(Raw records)

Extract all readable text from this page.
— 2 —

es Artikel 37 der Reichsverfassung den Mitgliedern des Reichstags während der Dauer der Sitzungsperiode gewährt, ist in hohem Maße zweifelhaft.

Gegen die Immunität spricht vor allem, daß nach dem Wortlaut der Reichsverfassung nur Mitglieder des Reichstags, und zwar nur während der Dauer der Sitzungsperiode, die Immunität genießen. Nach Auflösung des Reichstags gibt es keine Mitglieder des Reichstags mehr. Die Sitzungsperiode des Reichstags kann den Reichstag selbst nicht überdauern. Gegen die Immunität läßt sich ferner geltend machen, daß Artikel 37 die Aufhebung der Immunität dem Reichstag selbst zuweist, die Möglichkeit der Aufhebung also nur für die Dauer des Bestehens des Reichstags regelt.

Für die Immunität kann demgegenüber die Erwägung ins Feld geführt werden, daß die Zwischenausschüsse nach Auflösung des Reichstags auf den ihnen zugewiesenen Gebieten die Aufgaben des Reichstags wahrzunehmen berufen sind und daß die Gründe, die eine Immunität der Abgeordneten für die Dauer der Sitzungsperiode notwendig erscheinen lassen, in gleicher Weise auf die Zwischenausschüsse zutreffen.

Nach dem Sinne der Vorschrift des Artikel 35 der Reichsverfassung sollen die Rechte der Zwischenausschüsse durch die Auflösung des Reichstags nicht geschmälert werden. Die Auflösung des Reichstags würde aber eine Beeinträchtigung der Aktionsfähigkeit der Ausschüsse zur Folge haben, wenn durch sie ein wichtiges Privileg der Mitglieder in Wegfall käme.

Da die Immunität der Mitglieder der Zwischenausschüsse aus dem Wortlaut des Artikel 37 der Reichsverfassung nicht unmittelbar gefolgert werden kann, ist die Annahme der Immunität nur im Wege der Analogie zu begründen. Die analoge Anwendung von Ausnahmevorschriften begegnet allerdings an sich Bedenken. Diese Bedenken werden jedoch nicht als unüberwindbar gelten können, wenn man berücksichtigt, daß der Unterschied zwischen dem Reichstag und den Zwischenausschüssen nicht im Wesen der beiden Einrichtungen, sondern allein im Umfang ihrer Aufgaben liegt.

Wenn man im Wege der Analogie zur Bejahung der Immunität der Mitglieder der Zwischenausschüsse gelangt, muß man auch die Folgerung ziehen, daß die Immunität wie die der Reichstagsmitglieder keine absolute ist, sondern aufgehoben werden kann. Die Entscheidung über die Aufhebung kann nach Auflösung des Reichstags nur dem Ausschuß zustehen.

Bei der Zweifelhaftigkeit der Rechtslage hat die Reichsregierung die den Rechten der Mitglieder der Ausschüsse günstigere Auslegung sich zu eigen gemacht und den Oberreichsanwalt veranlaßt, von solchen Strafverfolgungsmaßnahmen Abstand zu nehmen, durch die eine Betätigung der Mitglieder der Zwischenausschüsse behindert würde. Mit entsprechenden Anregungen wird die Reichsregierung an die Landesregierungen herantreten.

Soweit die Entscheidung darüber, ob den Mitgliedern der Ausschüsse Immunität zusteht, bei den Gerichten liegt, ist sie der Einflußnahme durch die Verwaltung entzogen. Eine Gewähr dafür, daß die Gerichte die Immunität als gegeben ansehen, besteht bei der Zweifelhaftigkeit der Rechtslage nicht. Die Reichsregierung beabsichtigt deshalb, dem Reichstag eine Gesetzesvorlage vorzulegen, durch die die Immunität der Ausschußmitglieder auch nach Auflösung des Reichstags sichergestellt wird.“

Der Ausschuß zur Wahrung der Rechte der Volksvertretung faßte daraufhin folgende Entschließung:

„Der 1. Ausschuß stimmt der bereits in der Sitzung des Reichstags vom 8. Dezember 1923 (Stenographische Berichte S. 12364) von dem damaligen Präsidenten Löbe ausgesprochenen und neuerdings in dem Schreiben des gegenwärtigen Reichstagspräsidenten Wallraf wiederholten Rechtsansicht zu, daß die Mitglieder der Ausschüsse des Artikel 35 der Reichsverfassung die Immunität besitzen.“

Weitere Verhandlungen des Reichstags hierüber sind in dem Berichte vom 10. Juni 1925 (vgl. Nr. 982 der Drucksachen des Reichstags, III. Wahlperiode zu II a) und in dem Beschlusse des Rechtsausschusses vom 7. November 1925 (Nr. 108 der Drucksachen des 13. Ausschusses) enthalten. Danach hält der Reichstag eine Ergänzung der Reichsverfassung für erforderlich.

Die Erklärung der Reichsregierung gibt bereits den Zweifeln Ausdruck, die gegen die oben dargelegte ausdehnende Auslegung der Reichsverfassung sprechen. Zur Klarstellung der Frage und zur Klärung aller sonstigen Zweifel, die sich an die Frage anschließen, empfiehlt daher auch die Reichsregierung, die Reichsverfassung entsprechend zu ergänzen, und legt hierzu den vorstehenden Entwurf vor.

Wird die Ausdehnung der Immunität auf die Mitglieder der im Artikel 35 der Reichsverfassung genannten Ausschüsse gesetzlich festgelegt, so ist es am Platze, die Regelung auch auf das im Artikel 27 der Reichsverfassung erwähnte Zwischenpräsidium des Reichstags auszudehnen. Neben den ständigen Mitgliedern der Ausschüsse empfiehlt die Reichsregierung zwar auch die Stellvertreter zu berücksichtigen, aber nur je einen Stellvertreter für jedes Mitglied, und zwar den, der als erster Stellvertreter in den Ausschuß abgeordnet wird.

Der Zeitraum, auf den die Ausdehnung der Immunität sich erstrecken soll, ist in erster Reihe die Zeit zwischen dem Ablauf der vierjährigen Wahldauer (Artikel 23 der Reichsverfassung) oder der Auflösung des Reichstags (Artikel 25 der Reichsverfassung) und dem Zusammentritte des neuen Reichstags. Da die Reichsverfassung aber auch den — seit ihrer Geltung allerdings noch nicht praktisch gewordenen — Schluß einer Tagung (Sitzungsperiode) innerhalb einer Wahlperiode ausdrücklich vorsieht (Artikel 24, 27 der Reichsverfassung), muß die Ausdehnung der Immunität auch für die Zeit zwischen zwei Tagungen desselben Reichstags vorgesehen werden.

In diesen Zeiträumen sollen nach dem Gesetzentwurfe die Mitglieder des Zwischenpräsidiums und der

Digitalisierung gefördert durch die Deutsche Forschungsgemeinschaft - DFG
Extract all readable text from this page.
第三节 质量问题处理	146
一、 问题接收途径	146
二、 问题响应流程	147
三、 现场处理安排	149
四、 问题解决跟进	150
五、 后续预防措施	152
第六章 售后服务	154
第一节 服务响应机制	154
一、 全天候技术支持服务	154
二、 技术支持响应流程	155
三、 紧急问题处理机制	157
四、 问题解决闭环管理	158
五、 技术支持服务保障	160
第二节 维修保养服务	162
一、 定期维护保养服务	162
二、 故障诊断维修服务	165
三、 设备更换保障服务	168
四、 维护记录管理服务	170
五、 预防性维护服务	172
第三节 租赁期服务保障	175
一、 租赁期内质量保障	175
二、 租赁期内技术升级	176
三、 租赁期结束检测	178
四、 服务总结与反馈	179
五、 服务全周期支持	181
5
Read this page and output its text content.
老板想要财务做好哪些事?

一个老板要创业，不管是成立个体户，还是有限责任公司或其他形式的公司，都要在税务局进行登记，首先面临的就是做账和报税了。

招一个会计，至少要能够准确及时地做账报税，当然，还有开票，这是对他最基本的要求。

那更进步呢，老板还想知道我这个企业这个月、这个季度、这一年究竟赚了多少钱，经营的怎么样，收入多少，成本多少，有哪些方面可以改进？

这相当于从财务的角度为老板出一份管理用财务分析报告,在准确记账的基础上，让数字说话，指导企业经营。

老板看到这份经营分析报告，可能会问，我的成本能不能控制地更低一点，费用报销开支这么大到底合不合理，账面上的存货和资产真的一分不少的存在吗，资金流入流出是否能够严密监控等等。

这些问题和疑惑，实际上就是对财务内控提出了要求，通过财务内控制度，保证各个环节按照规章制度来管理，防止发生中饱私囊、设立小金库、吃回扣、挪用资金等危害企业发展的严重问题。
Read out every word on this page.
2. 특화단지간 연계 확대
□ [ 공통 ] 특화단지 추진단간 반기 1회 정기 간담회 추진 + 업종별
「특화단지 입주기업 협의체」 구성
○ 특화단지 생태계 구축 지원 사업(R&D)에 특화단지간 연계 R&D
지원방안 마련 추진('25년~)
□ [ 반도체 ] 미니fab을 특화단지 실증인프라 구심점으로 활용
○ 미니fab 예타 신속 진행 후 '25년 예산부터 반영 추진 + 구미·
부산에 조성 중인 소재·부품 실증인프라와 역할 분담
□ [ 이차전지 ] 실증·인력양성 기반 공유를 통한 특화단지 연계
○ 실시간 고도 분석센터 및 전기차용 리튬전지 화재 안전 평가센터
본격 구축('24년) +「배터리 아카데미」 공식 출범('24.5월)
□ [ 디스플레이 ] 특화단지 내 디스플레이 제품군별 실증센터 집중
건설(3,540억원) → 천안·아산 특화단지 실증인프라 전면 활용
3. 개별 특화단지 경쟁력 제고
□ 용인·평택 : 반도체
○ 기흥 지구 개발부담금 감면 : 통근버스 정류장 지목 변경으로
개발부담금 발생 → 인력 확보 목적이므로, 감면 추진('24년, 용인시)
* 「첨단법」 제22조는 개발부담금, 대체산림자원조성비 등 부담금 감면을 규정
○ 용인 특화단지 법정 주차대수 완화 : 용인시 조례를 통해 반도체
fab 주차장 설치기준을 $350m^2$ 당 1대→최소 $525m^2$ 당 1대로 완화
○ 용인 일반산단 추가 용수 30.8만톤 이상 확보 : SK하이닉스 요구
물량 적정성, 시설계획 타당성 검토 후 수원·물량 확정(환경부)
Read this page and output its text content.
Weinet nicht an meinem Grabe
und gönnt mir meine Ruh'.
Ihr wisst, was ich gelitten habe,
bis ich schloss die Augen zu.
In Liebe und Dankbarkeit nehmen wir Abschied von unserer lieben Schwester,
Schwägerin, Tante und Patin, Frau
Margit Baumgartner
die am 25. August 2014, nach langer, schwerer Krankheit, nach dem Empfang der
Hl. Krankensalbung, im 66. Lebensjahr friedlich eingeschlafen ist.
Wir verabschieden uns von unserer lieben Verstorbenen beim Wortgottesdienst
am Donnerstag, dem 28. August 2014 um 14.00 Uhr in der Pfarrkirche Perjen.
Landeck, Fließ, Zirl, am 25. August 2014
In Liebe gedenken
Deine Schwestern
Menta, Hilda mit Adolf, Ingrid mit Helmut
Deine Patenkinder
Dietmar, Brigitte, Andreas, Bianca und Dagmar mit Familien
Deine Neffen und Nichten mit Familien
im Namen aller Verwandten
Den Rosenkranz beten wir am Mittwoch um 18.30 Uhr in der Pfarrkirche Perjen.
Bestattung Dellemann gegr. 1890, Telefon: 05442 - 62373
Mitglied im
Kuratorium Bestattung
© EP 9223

_STATED EXERCISE:_ Scan the listing above for the word "Deine" and copy every line that holds it.

_SOLUTION BELOW:_
Deine Schwestern
Deine Patenkinder
Deine Neffen und Nichten mit Familien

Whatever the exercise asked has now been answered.